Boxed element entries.
[start]

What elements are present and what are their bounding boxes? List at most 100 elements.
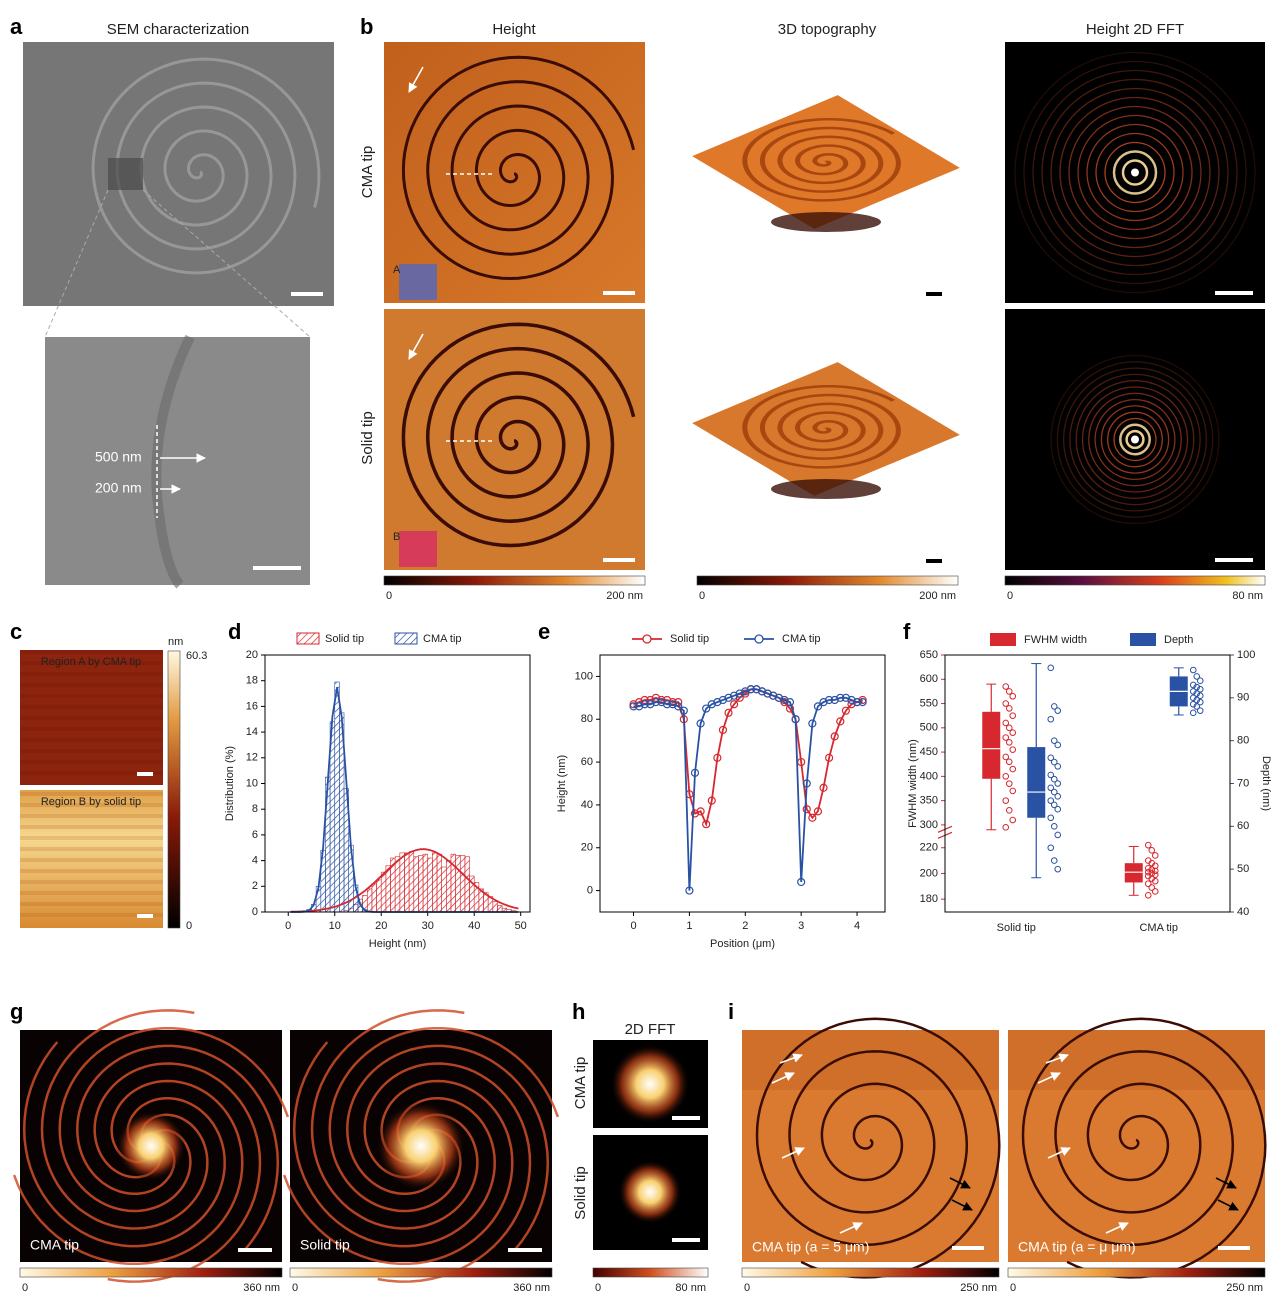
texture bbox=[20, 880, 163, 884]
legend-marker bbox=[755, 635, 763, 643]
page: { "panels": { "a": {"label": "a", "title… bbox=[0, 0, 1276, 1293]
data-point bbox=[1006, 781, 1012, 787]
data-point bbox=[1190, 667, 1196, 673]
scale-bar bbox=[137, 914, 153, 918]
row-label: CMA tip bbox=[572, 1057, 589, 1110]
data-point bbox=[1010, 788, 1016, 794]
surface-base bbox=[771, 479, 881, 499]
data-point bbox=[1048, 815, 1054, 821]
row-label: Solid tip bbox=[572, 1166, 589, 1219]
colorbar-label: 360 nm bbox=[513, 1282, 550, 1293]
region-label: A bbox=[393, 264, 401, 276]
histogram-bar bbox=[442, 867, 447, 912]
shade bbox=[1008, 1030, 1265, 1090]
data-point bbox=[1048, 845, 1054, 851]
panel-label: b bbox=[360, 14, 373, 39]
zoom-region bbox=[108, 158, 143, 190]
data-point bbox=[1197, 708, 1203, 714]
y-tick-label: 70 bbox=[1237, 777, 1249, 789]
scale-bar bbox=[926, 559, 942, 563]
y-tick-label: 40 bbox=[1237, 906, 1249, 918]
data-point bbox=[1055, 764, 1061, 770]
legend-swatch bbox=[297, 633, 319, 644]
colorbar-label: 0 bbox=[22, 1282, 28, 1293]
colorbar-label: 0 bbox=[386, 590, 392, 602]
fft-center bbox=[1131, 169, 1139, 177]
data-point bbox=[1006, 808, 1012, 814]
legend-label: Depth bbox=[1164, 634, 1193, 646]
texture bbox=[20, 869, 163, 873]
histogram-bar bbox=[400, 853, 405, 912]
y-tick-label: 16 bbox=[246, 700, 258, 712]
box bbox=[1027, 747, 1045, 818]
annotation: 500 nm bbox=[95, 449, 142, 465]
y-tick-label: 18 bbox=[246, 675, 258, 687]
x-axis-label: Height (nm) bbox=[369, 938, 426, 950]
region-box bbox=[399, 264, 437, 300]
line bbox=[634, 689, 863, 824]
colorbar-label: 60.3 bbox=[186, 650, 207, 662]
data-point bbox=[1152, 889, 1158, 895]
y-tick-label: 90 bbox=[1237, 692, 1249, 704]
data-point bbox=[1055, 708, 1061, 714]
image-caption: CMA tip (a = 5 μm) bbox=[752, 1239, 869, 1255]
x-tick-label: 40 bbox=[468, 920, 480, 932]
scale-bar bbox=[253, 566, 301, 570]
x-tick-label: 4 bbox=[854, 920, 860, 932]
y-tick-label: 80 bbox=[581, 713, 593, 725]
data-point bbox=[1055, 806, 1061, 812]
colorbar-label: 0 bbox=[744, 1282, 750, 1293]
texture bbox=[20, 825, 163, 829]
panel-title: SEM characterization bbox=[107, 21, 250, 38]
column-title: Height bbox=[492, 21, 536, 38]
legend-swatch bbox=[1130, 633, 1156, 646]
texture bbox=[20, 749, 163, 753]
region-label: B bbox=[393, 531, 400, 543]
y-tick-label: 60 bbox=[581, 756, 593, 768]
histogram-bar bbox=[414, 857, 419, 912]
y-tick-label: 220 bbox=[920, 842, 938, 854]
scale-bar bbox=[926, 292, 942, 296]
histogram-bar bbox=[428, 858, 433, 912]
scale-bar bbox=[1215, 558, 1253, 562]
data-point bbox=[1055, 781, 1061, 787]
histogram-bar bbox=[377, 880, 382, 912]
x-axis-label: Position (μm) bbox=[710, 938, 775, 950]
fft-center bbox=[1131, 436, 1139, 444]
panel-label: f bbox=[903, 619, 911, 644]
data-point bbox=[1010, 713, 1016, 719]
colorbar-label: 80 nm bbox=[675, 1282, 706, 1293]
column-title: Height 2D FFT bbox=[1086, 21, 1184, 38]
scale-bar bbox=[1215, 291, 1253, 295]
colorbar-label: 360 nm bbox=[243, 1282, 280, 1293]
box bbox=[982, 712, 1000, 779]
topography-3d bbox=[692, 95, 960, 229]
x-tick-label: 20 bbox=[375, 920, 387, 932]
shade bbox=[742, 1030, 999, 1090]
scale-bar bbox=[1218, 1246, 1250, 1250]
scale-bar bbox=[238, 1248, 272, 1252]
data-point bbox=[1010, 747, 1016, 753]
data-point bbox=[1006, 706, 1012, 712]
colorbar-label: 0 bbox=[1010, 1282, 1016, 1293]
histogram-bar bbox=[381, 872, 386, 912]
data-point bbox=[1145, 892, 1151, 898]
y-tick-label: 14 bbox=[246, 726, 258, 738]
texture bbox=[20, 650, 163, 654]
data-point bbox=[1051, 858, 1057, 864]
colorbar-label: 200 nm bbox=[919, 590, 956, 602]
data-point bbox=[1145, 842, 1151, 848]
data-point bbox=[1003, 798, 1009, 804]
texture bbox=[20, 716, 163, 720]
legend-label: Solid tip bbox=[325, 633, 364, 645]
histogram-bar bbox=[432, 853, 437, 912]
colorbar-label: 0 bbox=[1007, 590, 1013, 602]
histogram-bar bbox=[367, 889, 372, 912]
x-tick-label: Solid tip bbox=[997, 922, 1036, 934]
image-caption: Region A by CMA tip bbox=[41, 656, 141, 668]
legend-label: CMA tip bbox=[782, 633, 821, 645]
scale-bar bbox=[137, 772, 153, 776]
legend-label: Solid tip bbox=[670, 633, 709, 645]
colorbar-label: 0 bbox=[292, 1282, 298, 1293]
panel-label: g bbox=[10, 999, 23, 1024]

[end]

Exercise instructions. Rewrite the entries above with each "Solid tip" changed to "Bare tip" and every other detail kept the same. Omit the pictures from your copy.

Response to the exercise.
What elements are present and what are their bounding boxes? List at most 100 elements.
texture bbox=[20, 880, 163, 884]
legend-marker bbox=[755, 635, 763, 643]
page: { "panels": { "a": {"label": "a", "title… bbox=[0, 0, 1276, 1293]
data-point bbox=[1006, 781, 1012, 787]
data-point bbox=[1190, 667, 1196, 673]
scale-bar bbox=[137, 914, 153, 918]
row-label: CMA tip bbox=[572, 1057, 589, 1110]
data-point bbox=[1010, 788, 1016, 794]
surface-base bbox=[771, 479, 881, 499]
data-point bbox=[1048, 815, 1054, 821]
row-label: Bare tip bbox=[572, 1166, 589, 1219]
colorbar-label: 360 nm bbox=[513, 1282, 550, 1293]
region-label: A bbox=[393, 264, 401, 276]
histogram-bar bbox=[442, 867, 447, 912]
shade bbox=[1008, 1030, 1265, 1090]
data-point bbox=[1048, 845, 1054, 851]
panel-label: b bbox=[360, 14, 373, 39]
zoom-region bbox=[108, 158, 143, 190]
data-point bbox=[1197, 708, 1203, 714]
y-tick-label: 70 bbox=[1237, 777, 1249, 789]
scale-bar bbox=[926, 559, 942, 563]
y-tick-label: 40 bbox=[1237, 906, 1249, 918]
data-point bbox=[1055, 764, 1061, 770]
legend-swatch bbox=[297, 633, 319, 644]
colorbar-label: 0 bbox=[22, 1282, 28, 1293]
colorbar-label: 0 bbox=[386, 590, 392, 602]
fft-center bbox=[1131, 169, 1139, 177]
data-point bbox=[1006, 808, 1012, 814]
legend-label: Depth bbox=[1164, 634, 1193, 646]
texture bbox=[20, 869, 163, 873]
histogram-bar bbox=[400, 853, 405, 912]
y-tick-label: 16 bbox=[246, 700, 258, 712]
box bbox=[1027, 747, 1045, 818]
annotation: 500 nm bbox=[95, 449, 142, 465]
y-tick-label: 18 bbox=[246, 675, 258, 687]
x-axis-label: Height (nm) bbox=[369, 938, 426, 950]
region-box bbox=[399, 264, 437, 300]
line bbox=[634, 689, 863, 824]
colorbar-label: 60.3 bbox=[186, 650, 207, 662]
data-point bbox=[1152, 889, 1158, 895]
y-tick-label: 90 bbox=[1237, 692, 1249, 704]
data-point bbox=[1055, 708, 1061, 714]
image-caption: CMA tip (a = 5 μm) bbox=[752, 1239, 869, 1255]
x-tick-label: 40 bbox=[468, 920, 480, 932]
scale-bar bbox=[253, 566, 301, 570]
x-tick-label: 4 bbox=[854, 920, 860, 932]
y-tick-label: 80 bbox=[581, 713, 593, 725]
data-point bbox=[1055, 806, 1061, 812]
colorbar-label: 0 bbox=[744, 1282, 750, 1293]
texture bbox=[20, 825, 163, 829]
panel-title: SEM characterization bbox=[107, 21, 250, 38]
column-title: Height bbox=[492, 21, 536, 38]
legend-swatch bbox=[1130, 633, 1156, 646]
texture bbox=[20, 749, 163, 753]
region-label: B bbox=[393, 531, 400, 543]
y-tick-label: 60 bbox=[581, 756, 593, 768]
histogram-bar bbox=[414, 857, 419, 912]
y-tick-label: 220 bbox=[920, 842, 938, 854]
scale-bar bbox=[926, 292, 942, 296]
histogram-bar bbox=[428, 858, 433, 912]
scale-bar bbox=[1215, 558, 1253, 562]
data-point bbox=[1055, 781, 1061, 787]
histogram-bar bbox=[377, 880, 382, 912]
x-axis-label: Position (μm) bbox=[710, 938, 775, 950]
fft-center bbox=[1131, 436, 1139, 444]
panel-label: f bbox=[903, 619, 911, 644]
data-point bbox=[1010, 713, 1016, 719]
colorbar-label: 80 nm bbox=[675, 1282, 706, 1293]
column-title: Height 2D FFT bbox=[1086, 21, 1184, 38]
scale-bar bbox=[1215, 291, 1253, 295]
colorbar-label: 360 nm bbox=[243, 1282, 280, 1293]
box bbox=[982, 712, 1000, 779]
topography-3d bbox=[692, 95, 960, 229]
x-tick-label: 20 bbox=[375, 920, 387, 932]
shade bbox=[742, 1030, 999, 1090]
scale-bar bbox=[1218, 1246, 1250, 1250]
scale-bar bbox=[238, 1248, 272, 1252]
data-point bbox=[1010, 747, 1016, 753]
data-point bbox=[1006, 706, 1012, 712]
colorbar-label: 0 bbox=[1010, 1282, 1016, 1293]
histogram-bar bbox=[381, 872, 386, 912]
data-point bbox=[1145, 892, 1151, 898]
y-tick-label: 14 bbox=[246, 726, 258, 738]
texture bbox=[20, 650, 163, 654]
data-point bbox=[1051, 858, 1057, 864]
colorbar-label: 200 nm bbox=[919, 590, 956, 602]
data-point bbox=[1145, 842, 1151, 848]
data-point bbox=[1003, 798, 1009, 804]
texture bbox=[20, 716, 163, 720]
legend-label: Bare tip bbox=[325, 633, 364, 645]
histogram-bar bbox=[432, 853, 437, 912]
colorbar-label: 0 bbox=[1007, 590, 1013, 602]
histogram-bar bbox=[367, 889, 372, 912]
x-tick-label: Bare tip bbox=[997, 922, 1036, 934]
image-caption: Region A by CMA tip bbox=[41, 656, 141, 668]
legend-label: CMA tip bbox=[782, 633, 821, 645]
scale-bar bbox=[137, 772, 153, 776]
legend-label: Bare tip bbox=[670, 633, 709, 645]
colorbar-label: 0 bbox=[292, 1282, 298, 1293]
panel-label: g bbox=[10, 999, 23, 1024]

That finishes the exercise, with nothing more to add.